**Problem to solve:** Each line of the data below either holds "results" or does not. Report how many do, and only that.

Stored items:
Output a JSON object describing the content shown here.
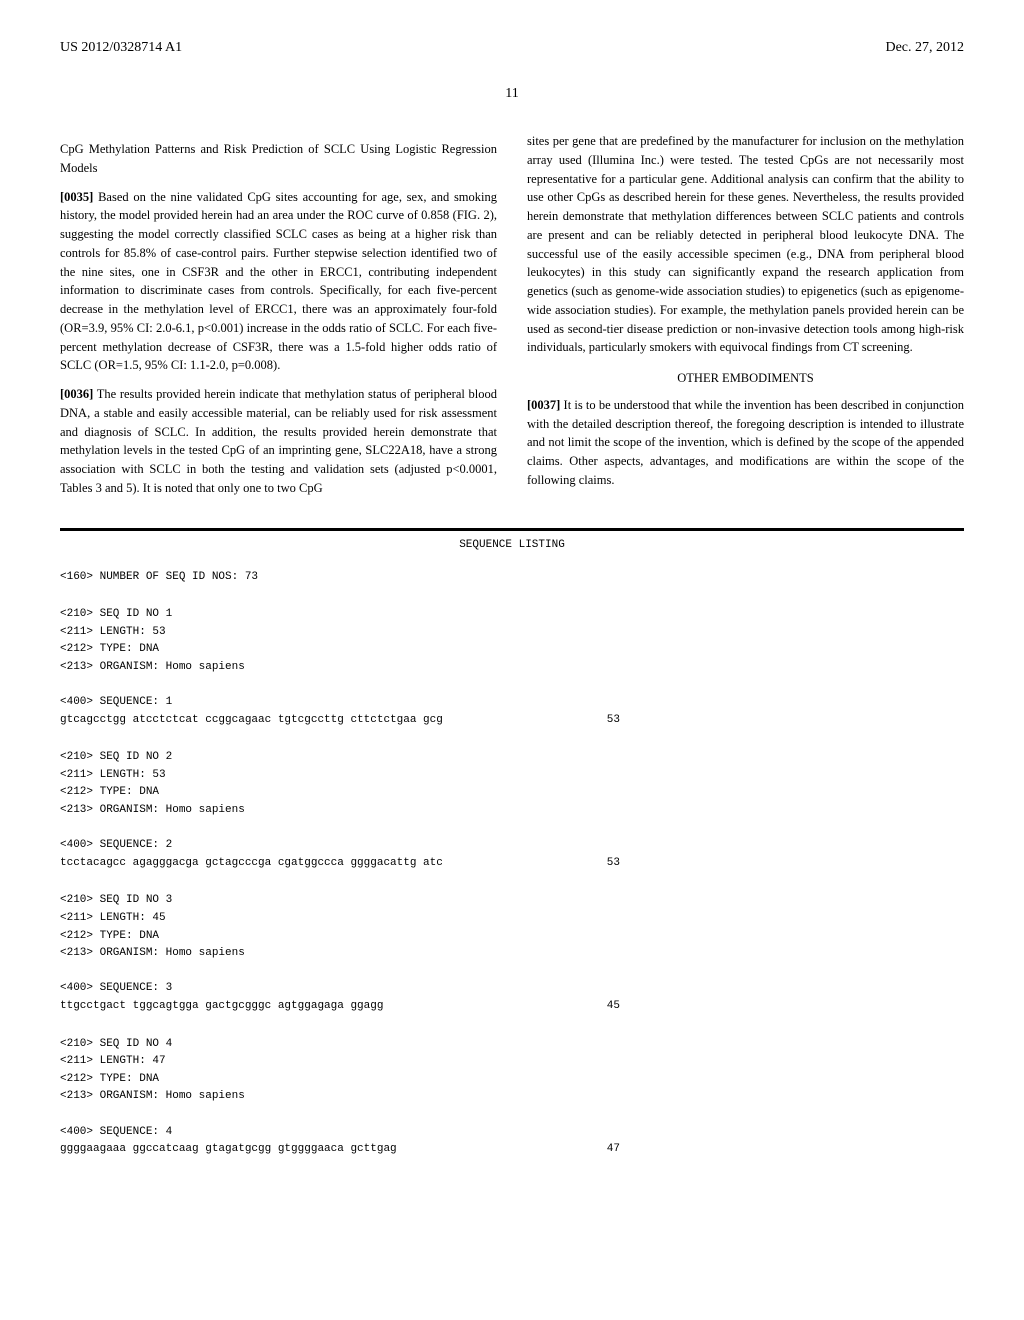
{
  "header": {
    "pub_number": "US 2012/0328714 A1",
    "pub_date": "Dec. 27, 2012",
    "page_number": "11"
  },
  "left_column": {
    "section_title": "CpG Methylation Patterns and Risk Prediction of SCLC Using Logistic Regression Models",
    "para_0035_num": "[0035]",
    "para_0035": "Based on the nine validated CpG sites accounting for age, sex, and smoking history, the model provided herein had an area under the ROC curve of 0.858 (FIG. 2), suggesting the model correctly classified SCLC cases as being at a higher risk than controls for 85.8% of case-control pairs. Further stepwise selection identified two of the nine sites, one in CSF3R and the other in ERCC1, contributing independent information to discriminate cases from controls. Specifically, for each five-percent decrease in the methylation level of ERCC1, there was an approximately four-fold (OR=3.9, 95% CI: 2.0-6.1, p<0.001) increase in the odds ratio of SCLC. For each five-percent methylation decrease of CSF3R, there was a 1.5-fold higher odds ratio of SCLC (OR=1.5, 95% CI: 1.1-2.0, p=0.008).",
    "para_0036_num": "[0036]",
    "para_0036": "The results provided herein indicate that methylation status of peripheral blood DNA, a stable and easily accessible material, can be reliably used for risk assessment and diagnosis of SCLC. In addition, the results provided herein demonstrate that methylation levels in the tested CpG of an imprinting gene, SLC22A18, have a strong association with SCLC in both the testing and validation sets (adjusted p<0.0001, Tables 3 and 5). It is noted that only one to two CpG"
  },
  "right_column": {
    "para_cont": "sites per gene that are predefined by the manufacturer for inclusion on the methylation array used (Illumina Inc.) were tested. The tested CpGs are not necessarily most representative for a particular gene. Additional analysis can confirm that the ability to use other CpGs as described herein for these genes. Nevertheless, the results provided herein demonstrate that methylation differences between SCLC patients and controls are present and can be reliably detected in peripheral blood leukocyte DNA. The successful use of the easily accessible specimen (e.g., DNA from peripheral blood leukocytes) in this study can significantly expand the research application from genetics (such as genome-wide association studies) to epigenetics (such as epigenome-wide association studies). For example, the methylation panels provided herein can be used as second-tier disease prediction or non-invasive detection tools among high-risk individuals, particularly smokers with equivocal findings from CT screening.",
    "other_embodiments_title": "OTHER EMBODIMENTS",
    "para_0037_num": "[0037]",
    "para_0037": "It is to be understood that while the invention has been described in conjunction with the detailed description thereof, the foregoing description is intended to illustrate and not limit the scope of the invention, which is defined by the scope of the appended claims. Other aspects, advantages, and modifications are within the scope of the following claims."
  },
  "sequence_listing": {
    "title": "SEQUENCE LISTING",
    "num_seq": "<160> NUMBER OF SEQ ID NOS: 73",
    "entries": [
      {
        "id": "<210> SEQ ID NO 1",
        "length": "<211> LENGTH: 53",
        "type": "<212> TYPE: DNA",
        "organism": "<213> ORGANISM: Homo sapiens",
        "seq_label": "<400> SEQUENCE: 1",
        "sequence": "gtcagcctgg atcctctcat ccggcagaac tgtcgccttg cttctctgaa gcg",
        "seq_length": "53"
      },
      {
        "id": "<210> SEQ ID NO 2",
        "length": "<211> LENGTH: 53",
        "type": "<212> TYPE: DNA",
        "organism": "<213> ORGANISM: Homo sapiens",
        "seq_label": "<400> SEQUENCE: 2",
        "sequence": "tcctacagcc agagggacga gctagcccga cgatggccca ggggacattg atc",
        "seq_length": "53"
      },
      {
        "id": "<210> SEQ ID NO 3",
        "length": "<211> LENGTH: 45",
        "type": "<212> TYPE: DNA",
        "organism": "<213> ORGANISM: Homo sapiens",
        "seq_label": "<400> SEQUENCE: 3",
        "sequence": "ttgcctgact tggcagtgga gactgcgggc agtggagaga ggagg",
        "seq_length": "45"
      },
      {
        "id": "<210> SEQ ID NO 4",
        "length": "<211> LENGTH: 47",
        "type": "<212> TYPE: DNA",
        "organism": "<213> ORGANISM: Homo sapiens",
        "seq_label": "<400> SEQUENCE: 4",
        "sequence": "ggggaagaaa ggccatcaag gtagatgcgg gtggggaaca gcttgag",
        "seq_length": "47"
      }
    ]
  }
}
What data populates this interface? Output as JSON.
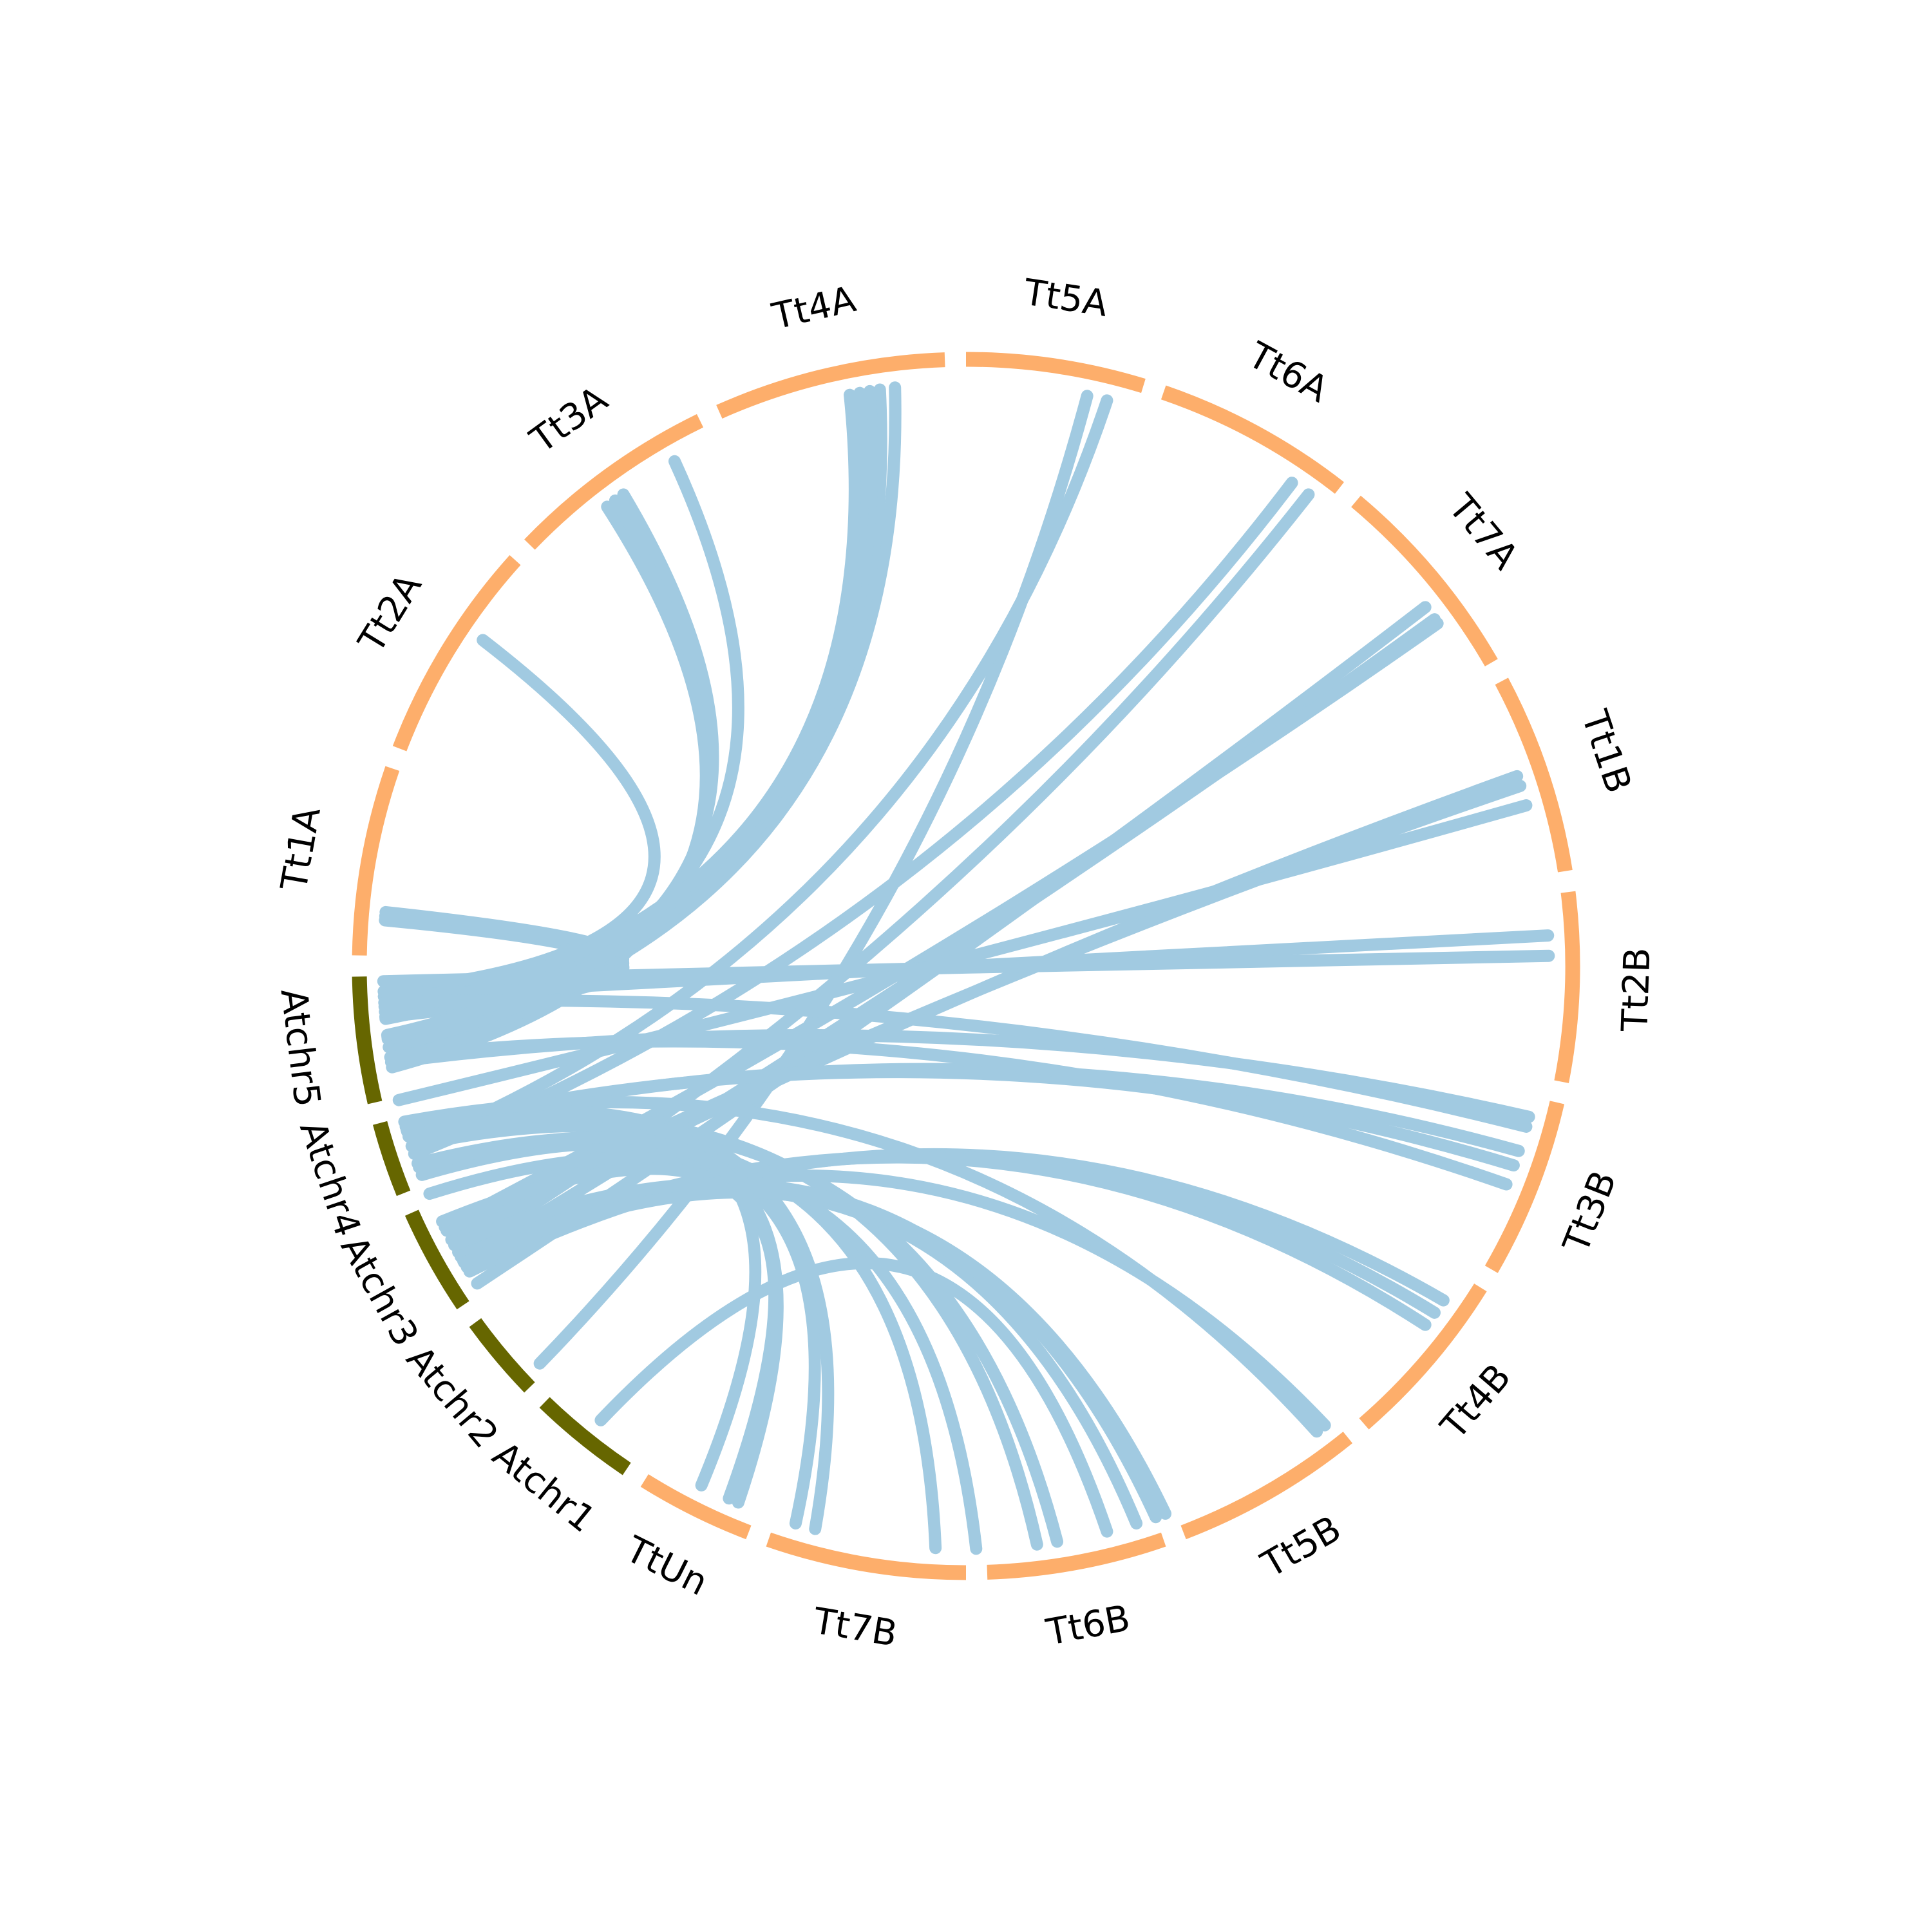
{
  "colors": {
    "genome_a": "#fdae6b",
    "genome_b": "#666600",
    "links": "#a1cae1"
  },
  "segments": [
    {
      "id": "Tt1A",
      "label": "Tt1A",
      "genome": "genome_a",
      "start": 91,
      "end": 109
    },
    {
      "id": "Tt2A",
      "label": "Tt2A",
      "genome": "genome_a",
      "start": 111,
      "end": 132
    },
    {
      "id": "Tt3A",
      "label": "Tt3A",
      "genome": "genome_a",
      "start": 134,
      "end": 154
    },
    {
      "id": "Tt4A",
      "label": "Tt4A",
      "genome": "genome_a",
      "start": 156,
      "end": 178
    },
    {
      "id": "Tt5A",
      "label": "Tt5A",
      "genome": "genome_a",
      "start": 180,
      "end": 197
    },
    {
      "id": "Tt6A",
      "label": "Tt6A",
      "genome": "genome_a",
      "start": 199,
      "end": 218
    },
    {
      "id": "Tt7A",
      "label": "Tt7A",
      "genome": "genome_a",
      "start": 220,
      "end": 240
    },
    {
      "id": "Tt1B",
      "label": "Tt1B",
      "genome": "genome_a",
      "start": 242,
      "end": 261
    },
    {
      "id": "Tt2B",
      "label": "Tt2B",
      "genome": "genome_a",
      "start": 263,
      "end": 281
    },
    {
      "id": "Tt3B",
      "label": "Tt3B",
      "genome": "genome_a",
      "start": 283,
      "end": 300
    },
    {
      "id": "Tt4B",
      "label": "Tt4B",
      "genome": "genome_a",
      "start": 302,
      "end": 319
    },
    {
      "id": "Tt5B",
      "label": "Tt5B",
      "genome": "genome_a",
      "start": 321,
      "end": 339
    },
    {
      "id": "Tt6B",
      "label": "Tt6B",
      "genome": "genome_a",
      "start": 341,
      "end": 358
    },
    {
      "id": "Tt7B",
      "label": "Tt7B",
      "genome": "genome_a",
      "start": 360,
      "end": 379
    },
    {
      "id": "TtUn",
      "label": "TtUn",
      "genome": "genome_a",
      "start": 381,
      "end": 392
    },
    {
      "id": "Atchr1",
      "label": "Atchr1",
      "genome": "genome_b",
      "start": 394,
      "end": 404
    },
    {
      "id": "Atchr2",
      "label": "Atchr2",
      "genome": "genome_b",
      "start": 406,
      "end": 414
    },
    {
      "id": "Atchr3",
      "label": "Atchr3",
      "genome": "genome_b",
      "start": 416,
      "end": 426
    },
    {
      "id": "Atchr4",
      "label": "Atchr4",
      "genome": "genome_b",
      "start": 428,
      "end": 435
    },
    {
      "id": "Atchr5",
      "label": "Atchr5",
      "genome": "genome_b",
      "start": 437,
      "end": 449
    }
  ],
  "links": [
    [
      94.5,
      445
    ],
    [
      94.9,
      446
    ],
    [
      95.3,
      447
    ],
    [
      124,
      447.5
    ],
    [
      142,
      440
    ],
    [
      143,
      441
    ],
    [
      144,
      442
    ],
    [
      150,
      443
    ],
    [
      173,
      442
    ],
    [
      171.5,
      442.8
    ],
    [
      170.5,
      443.2
    ],
    [
      169.5,
      444.8
    ],
    [
      168.5,
      445.5
    ],
    [
      192,
      407
    ],
    [
      194,
      432
    ],
    [
      214,
      431.2
    ],
    [
      216,
      420.6
    ],
    [
      232,
      417
    ],
    [
      233.5,
      419.6
    ],
    [
      234,
      423.4
    ],
    [
      251,
      422
    ],
    [
      252,
      423
    ],
    [
      267,
      447
    ],
    [
      269,
      448.5
    ],
    [
      285,
      440.5
    ],
    [
      286,
      446.4
    ],
    [
      288.5,
      433.5
    ],
    [
      290,
      433.7
    ],
    [
      305,
      418.4
    ],
    [
      306.5,
      418.9
    ],
    [
      308,
      419.5
    ],
    [
      322,
      420.1
    ],
    [
      323,
      434.5
    ],
    [
      353,
      433
    ],
    [
      351,
      432
    ],
    [
      359,
      427
    ],
    [
      363,
      430.2
    ],
    [
      375,
      434
    ],
    [
      377,
      429
    ],
    [
      387,
      433
    ],
    [
      384,
      424
    ],
    [
      346,
      398.8
    ],
    [
      343,
      420.1
    ],
    [
      340,
      419.4
    ],
    [
      341,
      421.4
    ],
    [
      383,
      429.8
    ],
    [
      292,
      441
    ],
    [
      254,
      436.7
    ]
  ]
}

**Result of the task:** 2